YOUR INSTRUCTIONS:
Reproduce all of the data exactly.

─── GIVEN INFORMATION ───

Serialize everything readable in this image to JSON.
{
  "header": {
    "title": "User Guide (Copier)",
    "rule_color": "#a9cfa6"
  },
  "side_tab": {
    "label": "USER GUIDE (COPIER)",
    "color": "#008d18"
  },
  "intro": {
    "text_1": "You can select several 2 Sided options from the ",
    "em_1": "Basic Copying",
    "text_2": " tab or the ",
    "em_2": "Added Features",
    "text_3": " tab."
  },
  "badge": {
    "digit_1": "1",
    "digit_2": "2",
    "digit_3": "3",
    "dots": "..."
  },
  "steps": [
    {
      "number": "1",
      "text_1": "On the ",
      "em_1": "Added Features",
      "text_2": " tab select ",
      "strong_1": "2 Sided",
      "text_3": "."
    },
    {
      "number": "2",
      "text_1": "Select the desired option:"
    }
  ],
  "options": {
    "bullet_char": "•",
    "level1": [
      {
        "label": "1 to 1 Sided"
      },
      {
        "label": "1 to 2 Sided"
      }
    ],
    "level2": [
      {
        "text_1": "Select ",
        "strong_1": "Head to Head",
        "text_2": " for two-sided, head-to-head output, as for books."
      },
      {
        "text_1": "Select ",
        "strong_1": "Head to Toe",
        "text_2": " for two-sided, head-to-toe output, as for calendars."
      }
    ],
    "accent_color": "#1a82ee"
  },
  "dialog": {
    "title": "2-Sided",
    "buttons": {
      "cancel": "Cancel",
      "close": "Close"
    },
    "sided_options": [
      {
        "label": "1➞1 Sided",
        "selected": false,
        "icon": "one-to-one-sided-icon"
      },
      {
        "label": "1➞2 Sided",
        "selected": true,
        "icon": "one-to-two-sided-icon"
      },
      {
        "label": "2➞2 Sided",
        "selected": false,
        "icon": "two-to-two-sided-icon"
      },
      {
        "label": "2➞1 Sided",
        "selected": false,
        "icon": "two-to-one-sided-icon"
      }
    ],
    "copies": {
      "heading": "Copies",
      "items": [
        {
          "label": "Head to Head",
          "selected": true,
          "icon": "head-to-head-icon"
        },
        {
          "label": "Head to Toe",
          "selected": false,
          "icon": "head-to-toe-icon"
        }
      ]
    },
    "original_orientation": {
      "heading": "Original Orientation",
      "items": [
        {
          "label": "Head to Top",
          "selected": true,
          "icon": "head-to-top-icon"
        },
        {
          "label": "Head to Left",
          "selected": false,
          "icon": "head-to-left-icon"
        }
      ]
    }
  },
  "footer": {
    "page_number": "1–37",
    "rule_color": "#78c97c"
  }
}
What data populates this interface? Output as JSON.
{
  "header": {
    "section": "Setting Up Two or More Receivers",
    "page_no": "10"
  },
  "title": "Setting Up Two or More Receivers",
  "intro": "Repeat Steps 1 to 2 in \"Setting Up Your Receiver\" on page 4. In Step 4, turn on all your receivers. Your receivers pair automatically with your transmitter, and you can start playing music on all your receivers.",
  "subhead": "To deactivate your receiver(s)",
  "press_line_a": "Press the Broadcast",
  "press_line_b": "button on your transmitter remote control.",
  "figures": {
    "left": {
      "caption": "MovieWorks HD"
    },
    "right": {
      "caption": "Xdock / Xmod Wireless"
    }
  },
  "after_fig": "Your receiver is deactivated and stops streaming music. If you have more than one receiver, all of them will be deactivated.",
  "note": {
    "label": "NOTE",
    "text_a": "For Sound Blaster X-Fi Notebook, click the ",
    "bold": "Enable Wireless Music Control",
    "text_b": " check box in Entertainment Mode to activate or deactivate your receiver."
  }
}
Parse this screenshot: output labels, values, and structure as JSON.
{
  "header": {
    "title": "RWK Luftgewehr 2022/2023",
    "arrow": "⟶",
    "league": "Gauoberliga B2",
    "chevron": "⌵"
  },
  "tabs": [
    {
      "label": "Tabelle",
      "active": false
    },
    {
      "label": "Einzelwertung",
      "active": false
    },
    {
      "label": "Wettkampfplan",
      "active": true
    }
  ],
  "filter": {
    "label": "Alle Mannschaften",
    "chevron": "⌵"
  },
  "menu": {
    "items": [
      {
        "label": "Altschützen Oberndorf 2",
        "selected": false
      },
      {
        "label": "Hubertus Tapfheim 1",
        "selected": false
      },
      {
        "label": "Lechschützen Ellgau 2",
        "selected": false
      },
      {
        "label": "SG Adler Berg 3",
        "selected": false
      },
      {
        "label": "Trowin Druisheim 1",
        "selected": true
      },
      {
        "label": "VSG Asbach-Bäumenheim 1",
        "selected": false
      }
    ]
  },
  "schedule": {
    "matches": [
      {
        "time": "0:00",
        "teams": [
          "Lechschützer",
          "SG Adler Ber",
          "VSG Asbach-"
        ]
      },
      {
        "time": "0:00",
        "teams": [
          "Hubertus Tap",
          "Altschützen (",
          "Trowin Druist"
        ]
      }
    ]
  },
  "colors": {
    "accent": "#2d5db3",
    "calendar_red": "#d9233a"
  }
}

───

SOLUTION FOR THIS EXERCISE:
Serialize everything readable in this image to JSON.
{
  "header": {
    "title": "User Guide (Copier)",
    "rule_color": "#a9cfa6"
  },
  "side_tab": {
    "label": "USER GUIDE (COPIER)",
    "color": "#008d18"
  },
  "intro": {
    "text_1": "You can select several 2 Sided options from the ",
    "em_1": "Basic Copying",
    "text_2": " tab or the ",
    "em_2": "Added Features",
    "text_3": " tab."
  },
  "badge": {
    "digit_1": "1",
    "digit_2": "2",
    "digit_3": "3",
    "dots": "..."
  },
  "steps": [
    {
      "number": "1",
      "text_1": "On the ",
      "em_1": "Added Features",
      "text_2": " tab select ",
      "strong_1": "2 Sided",
      "text_3": "."
    },
    {
      "number": "2",
      "text_1": "Select the desired option:"
    }
  ],
  "options": {
    "bullet_char": "•",
    "level1": [
      {
        "label": "1 to 1 Sided"
      },
      {
        "label": "1 to 2 Sided"
      }
    ],
    "level2": [
      {
        "text_1": "Select ",
        "strong_1": "Head to Head",
        "text_2": " for two-sided, head-to-head output, as for books."
      },
      {
        "text_1": "Select ",
        "strong_1": "Head to Toe",
        "text_2": " for two-sided, head-to-toe output, as for calendars."
      }
    ],
    "accent_color": "#1a82ee"
  },
  "dialog": {
    "title": "2-Sided",
    "buttons": {
      "cancel": "Cancel",
      "close": "Close"
    },
    "sided_options": [
      {
        "label": "1➞1 Sided",
        "selected": false,
        "icon": "one-to-one-sided-icon"
      },
      {
        "label": "1➞2 Sided",
        "selected": true,
        "icon": "one-to-two-sided-icon"
      },
      {
        "label": "2➞2 Sided",
        "selected": false,
        "icon": "two-to-two-sided-icon"
      },
      {
        "label": "2➞1 Sided",
        "selected": false,
        "icon": "two-to-one-sided-icon"
      }
    ],
    "copies": {
      "heading": "Copies",
      "items": [
        {
          "label": "Head to Head",
          "selected": true,
          "icon": "head-to-head-icon"
        },
        {
          "label": "Head to Toe",
          "selected": false,
          "icon": "head-to-toe-icon"
        }
      ]
    },
    "original_orientation": {
      "heading": "Original Orientation",
      "items": [
        {
          "label": "Head to Top",
          "selected": true,
          "icon": "head-to-top-icon"
        },
        {
          "label": "Head to Left",
          "selected": false,
          "icon": "head-to-left-icon"
        }
      ]
    }
  },
  "footer": {
    "page_number": "1–37",
    "rule_color": "#78c97c"
  }
}
What data populates this interface? Output as JSON.
{
  "header": {
    "section": "Setting Up Two or More Receivers",
    "page_no": "10"
  },
  "title": "Setting Up Two or More Receivers",
  "intro": "Repeat Steps 1 to 2 in \"Setting Up Your Receiver\" on page 4. In Step 4, turn on all your receivers. Your receivers pair automatically with your transmitter, and you can start playing music on all your receivers.",
  "subhead": "To deactivate your receiver(s)",
  "press_line_a": "Press the Broadcast",
  "press_line_b": "button on your transmitter remote control.",
  "figures": {
    "left": {
      "caption": "MovieWorks HD"
    },
    "right": {
      "caption": "Xdock / Xmod Wireless"
    }
  },
  "after_fig": "Your receiver is deactivated and stops streaming music. If you have more than one receiver, all of them will be deactivated.",
  "note": {
    "label": "NOTE",
    "text_a": "For Sound Blaster X-Fi Notebook, click the ",
    "bold": "Enable Wireless Music Control",
    "text_b": " check box in Entertainment Mode to activate or deactivate your receiver."
  }
}
Parse this screenshot: output labels, values, and structure as JSON.
{
  "header": {
    "title": "RWK Luftgewehr 2022/2023",
    "arrow": "⟶",
    "league": "Gauoberliga B2",
    "chevron": "⌵"
  },
  "tabs": [
    {
      "label": "Tabelle",
      "active": false
    },
    {
      "label": "Einzelwertung",
      "active": false
    },
    {
      "label": "Wettkampfplan",
      "active": true
    }
  ],
  "filter": {
    "label": "Alle Mannschaften",
    "chevron": "⌵"
  },
  "menu": {
    "items": [
      {
        "label": "Altschützen Oberndorf 2",
        "selected": false
      },
      {
        "label": "Hubertus Tapfheim 1",
        "selected": false
      },
      {
        "label": "Lechschützen Ellgau 2",
        "selected": false
      },
      {
        "label": "SG Adler Berg 3",
        "selected": false
      },
      {
        "label": "Trowin Druisheim 1",
        "selected": true
      },
      {
        "label": "VSG Asbach-Bäumenheim 1",
        "selected": false
      }
    ]
  },
  "schedule": {
    "matches": [
      {
        "time": "0:00",
        "teams": [
          "Lechschützer",
          "SG Adler Ber",
          "VSG Asbach-"
        ]
      },
      {
        "time": "0:00",
        "teams": [
          "Hubertus Tap",
          "Altschützen (",
          "Trowin Druist"
        ]
      }
    ]
  },
  "colors": {
    "accent": "#2d5db3",
    "calendar_red": "#d9233a"
  }
}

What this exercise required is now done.